### [Exercise directions]
Locate each line with the string "NORHAFIZAH" in the listing below and copy it.

### [Data for processing]
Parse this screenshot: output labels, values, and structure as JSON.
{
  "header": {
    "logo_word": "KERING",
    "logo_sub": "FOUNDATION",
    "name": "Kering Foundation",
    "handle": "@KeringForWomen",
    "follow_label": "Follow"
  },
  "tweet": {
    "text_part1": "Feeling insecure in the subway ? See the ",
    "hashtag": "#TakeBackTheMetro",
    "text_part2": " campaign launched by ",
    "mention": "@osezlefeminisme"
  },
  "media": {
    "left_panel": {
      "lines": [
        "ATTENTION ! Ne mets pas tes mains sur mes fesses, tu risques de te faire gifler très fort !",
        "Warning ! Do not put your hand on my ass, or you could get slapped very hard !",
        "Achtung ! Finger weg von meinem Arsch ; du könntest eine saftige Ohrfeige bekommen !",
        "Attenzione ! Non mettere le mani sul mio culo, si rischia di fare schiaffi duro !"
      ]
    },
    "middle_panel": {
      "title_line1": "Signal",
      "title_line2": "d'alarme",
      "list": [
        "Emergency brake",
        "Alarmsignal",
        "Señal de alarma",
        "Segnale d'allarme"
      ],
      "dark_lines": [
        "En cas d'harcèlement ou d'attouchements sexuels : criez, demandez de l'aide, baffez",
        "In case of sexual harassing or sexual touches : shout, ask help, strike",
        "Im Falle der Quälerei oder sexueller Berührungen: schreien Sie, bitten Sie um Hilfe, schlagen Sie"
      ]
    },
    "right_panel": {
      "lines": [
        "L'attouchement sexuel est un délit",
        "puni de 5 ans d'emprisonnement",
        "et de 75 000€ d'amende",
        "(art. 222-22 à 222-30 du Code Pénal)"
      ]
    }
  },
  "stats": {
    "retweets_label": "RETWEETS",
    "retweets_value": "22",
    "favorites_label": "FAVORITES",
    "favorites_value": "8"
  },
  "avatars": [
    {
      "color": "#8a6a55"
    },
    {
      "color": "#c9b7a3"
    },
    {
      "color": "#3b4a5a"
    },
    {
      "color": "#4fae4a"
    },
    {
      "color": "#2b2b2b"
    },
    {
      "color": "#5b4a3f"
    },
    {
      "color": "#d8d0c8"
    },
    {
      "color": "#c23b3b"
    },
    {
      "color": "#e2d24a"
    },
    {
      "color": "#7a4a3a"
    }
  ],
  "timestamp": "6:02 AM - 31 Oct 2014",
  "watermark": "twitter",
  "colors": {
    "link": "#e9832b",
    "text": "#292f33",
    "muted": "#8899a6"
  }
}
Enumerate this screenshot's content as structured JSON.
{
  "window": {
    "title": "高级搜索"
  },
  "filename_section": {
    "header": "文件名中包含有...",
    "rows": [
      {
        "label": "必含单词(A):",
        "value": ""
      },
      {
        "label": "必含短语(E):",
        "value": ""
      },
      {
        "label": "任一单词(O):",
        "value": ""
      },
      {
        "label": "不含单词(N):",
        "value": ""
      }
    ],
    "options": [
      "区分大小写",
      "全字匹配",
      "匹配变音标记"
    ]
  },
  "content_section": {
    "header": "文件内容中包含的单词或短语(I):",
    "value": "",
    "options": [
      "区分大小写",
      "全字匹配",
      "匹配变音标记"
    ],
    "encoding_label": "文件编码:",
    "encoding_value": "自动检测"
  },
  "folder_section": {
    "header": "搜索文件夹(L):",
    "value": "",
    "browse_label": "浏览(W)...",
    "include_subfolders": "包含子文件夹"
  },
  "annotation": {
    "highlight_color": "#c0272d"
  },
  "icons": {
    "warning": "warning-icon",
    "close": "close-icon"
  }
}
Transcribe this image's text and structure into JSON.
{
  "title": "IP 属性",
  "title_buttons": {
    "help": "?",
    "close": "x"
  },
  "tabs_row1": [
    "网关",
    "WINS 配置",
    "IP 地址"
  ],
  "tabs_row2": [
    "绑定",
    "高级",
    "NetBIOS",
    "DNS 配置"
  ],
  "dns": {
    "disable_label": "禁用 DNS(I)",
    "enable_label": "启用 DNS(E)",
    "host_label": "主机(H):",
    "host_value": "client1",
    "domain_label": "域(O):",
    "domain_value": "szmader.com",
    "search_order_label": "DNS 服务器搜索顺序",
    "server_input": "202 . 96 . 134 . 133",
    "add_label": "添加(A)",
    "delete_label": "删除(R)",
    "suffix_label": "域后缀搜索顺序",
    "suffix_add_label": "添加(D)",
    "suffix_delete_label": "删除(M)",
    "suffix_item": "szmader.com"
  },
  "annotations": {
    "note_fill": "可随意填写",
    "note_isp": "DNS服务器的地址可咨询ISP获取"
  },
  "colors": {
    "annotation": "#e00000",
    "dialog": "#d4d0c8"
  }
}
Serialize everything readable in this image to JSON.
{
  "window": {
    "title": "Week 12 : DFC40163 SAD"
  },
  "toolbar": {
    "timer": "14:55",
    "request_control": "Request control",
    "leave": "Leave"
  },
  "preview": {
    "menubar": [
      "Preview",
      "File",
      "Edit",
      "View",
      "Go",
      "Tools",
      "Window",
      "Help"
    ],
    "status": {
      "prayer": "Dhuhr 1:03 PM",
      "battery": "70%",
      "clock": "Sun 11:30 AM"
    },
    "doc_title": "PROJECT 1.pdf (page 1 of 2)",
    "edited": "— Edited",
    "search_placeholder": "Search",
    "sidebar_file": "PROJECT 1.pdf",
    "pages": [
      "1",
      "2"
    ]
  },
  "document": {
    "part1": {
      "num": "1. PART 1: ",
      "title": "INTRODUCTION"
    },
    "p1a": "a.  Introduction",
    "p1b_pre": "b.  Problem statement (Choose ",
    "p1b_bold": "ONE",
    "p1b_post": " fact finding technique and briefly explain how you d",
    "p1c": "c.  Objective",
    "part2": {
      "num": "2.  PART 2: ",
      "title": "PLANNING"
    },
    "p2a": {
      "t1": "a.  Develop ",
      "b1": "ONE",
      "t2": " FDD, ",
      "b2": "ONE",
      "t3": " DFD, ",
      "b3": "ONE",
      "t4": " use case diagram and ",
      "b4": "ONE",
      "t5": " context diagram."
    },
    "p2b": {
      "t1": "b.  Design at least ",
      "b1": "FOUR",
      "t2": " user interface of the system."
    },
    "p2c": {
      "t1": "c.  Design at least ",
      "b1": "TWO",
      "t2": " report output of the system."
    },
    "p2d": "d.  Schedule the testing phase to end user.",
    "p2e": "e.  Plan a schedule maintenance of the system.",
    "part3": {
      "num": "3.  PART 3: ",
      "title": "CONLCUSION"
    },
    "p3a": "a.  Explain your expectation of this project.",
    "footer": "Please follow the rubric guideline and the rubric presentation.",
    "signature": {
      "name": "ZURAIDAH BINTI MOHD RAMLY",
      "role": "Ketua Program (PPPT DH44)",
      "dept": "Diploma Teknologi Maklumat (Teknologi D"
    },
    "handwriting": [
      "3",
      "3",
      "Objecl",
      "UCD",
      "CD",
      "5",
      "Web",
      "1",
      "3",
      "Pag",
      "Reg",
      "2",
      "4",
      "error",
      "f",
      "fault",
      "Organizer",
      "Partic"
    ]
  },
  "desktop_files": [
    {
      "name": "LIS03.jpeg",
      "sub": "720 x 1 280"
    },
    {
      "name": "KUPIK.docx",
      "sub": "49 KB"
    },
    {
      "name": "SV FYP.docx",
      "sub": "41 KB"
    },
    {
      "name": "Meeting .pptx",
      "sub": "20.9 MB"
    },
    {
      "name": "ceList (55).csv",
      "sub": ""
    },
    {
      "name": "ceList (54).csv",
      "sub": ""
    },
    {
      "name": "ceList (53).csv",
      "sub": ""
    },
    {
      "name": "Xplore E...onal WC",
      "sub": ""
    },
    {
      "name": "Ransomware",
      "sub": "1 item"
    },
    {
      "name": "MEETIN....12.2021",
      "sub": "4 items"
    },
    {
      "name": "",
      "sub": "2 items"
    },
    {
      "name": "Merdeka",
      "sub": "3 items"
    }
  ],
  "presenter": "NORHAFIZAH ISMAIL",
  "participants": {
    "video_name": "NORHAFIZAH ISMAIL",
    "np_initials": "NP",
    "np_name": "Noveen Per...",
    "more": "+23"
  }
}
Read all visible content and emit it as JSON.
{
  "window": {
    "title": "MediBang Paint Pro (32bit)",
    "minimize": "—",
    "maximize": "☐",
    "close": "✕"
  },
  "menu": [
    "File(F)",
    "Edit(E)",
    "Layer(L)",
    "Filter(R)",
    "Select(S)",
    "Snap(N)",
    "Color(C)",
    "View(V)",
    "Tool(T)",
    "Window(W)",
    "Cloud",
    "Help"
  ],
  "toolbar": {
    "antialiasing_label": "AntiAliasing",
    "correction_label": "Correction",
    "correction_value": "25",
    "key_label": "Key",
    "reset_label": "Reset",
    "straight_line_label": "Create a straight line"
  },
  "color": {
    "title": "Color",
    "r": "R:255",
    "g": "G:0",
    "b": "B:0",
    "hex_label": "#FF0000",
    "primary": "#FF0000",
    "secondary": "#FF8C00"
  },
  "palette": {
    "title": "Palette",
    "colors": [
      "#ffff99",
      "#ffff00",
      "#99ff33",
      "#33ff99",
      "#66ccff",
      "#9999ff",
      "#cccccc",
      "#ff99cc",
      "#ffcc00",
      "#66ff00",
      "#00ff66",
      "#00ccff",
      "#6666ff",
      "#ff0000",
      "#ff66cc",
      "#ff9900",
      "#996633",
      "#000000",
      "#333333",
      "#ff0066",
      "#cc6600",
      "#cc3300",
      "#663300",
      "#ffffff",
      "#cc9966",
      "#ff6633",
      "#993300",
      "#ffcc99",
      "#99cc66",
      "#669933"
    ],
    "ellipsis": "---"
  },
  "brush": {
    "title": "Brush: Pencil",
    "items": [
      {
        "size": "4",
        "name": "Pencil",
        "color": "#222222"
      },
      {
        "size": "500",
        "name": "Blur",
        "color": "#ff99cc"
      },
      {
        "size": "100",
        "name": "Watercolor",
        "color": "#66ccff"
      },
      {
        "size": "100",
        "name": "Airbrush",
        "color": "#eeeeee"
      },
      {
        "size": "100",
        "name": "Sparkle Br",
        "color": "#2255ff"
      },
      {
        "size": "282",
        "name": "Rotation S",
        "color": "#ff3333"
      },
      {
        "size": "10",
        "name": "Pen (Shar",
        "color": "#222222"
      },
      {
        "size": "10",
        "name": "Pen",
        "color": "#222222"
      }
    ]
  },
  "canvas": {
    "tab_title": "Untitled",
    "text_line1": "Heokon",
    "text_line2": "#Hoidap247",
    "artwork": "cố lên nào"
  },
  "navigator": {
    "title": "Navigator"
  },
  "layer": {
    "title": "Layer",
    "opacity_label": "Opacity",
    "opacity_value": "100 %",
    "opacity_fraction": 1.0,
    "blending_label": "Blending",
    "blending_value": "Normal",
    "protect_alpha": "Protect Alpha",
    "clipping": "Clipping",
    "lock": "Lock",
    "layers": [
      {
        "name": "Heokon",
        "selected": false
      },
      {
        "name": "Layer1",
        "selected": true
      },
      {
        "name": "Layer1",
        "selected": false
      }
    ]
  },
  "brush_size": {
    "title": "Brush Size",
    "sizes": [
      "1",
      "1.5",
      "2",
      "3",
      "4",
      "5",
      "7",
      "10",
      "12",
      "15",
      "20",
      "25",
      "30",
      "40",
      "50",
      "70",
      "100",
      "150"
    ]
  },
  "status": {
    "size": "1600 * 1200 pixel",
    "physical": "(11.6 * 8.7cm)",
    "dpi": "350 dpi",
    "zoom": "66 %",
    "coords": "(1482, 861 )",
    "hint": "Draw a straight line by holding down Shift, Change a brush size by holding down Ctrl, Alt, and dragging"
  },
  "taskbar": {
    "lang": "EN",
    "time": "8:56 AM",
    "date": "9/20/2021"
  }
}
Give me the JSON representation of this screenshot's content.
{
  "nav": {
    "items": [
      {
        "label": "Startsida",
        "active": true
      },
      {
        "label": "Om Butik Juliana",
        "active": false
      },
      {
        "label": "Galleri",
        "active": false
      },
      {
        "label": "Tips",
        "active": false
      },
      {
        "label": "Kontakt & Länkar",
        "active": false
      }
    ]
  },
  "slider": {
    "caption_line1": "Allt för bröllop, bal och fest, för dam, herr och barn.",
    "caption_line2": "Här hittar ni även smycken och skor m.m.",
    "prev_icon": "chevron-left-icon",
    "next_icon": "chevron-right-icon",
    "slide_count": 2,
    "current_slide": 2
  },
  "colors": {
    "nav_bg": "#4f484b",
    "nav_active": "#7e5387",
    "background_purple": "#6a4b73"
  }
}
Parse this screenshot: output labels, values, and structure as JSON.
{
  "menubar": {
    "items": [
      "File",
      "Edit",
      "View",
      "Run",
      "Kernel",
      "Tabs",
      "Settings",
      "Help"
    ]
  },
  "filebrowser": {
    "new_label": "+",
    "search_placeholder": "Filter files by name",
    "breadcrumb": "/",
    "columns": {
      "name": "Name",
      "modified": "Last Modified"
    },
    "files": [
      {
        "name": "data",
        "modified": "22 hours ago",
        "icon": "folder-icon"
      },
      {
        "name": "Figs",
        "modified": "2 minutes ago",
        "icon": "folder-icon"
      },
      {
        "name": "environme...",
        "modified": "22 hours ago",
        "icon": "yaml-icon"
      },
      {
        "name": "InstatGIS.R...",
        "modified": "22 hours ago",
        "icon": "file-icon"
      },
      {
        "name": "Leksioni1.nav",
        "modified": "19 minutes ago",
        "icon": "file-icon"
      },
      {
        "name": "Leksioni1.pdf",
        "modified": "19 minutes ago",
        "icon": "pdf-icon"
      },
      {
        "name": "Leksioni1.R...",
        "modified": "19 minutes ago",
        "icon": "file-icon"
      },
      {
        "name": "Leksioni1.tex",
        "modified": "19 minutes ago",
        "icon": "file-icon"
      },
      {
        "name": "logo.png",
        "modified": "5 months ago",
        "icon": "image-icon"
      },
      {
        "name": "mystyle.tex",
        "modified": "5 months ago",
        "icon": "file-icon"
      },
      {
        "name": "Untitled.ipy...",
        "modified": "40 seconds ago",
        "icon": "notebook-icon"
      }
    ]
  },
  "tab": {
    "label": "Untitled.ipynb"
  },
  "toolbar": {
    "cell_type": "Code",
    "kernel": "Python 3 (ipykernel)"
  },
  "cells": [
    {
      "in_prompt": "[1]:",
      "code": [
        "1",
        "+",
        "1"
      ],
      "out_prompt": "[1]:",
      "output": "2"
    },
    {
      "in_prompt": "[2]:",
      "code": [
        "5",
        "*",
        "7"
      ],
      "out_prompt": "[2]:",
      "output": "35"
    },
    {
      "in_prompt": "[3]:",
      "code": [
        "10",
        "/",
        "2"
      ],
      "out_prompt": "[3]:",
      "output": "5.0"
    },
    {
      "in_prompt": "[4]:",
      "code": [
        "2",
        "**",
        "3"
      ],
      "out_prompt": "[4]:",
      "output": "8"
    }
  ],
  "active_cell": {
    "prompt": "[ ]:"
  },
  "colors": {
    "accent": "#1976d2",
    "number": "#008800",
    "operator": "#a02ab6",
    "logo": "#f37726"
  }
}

### [Answer to this problem]
  "presenter": "NORHAFIZAH ISMAIL",
    "video_name": "NORHAFIZAH ISMAIL",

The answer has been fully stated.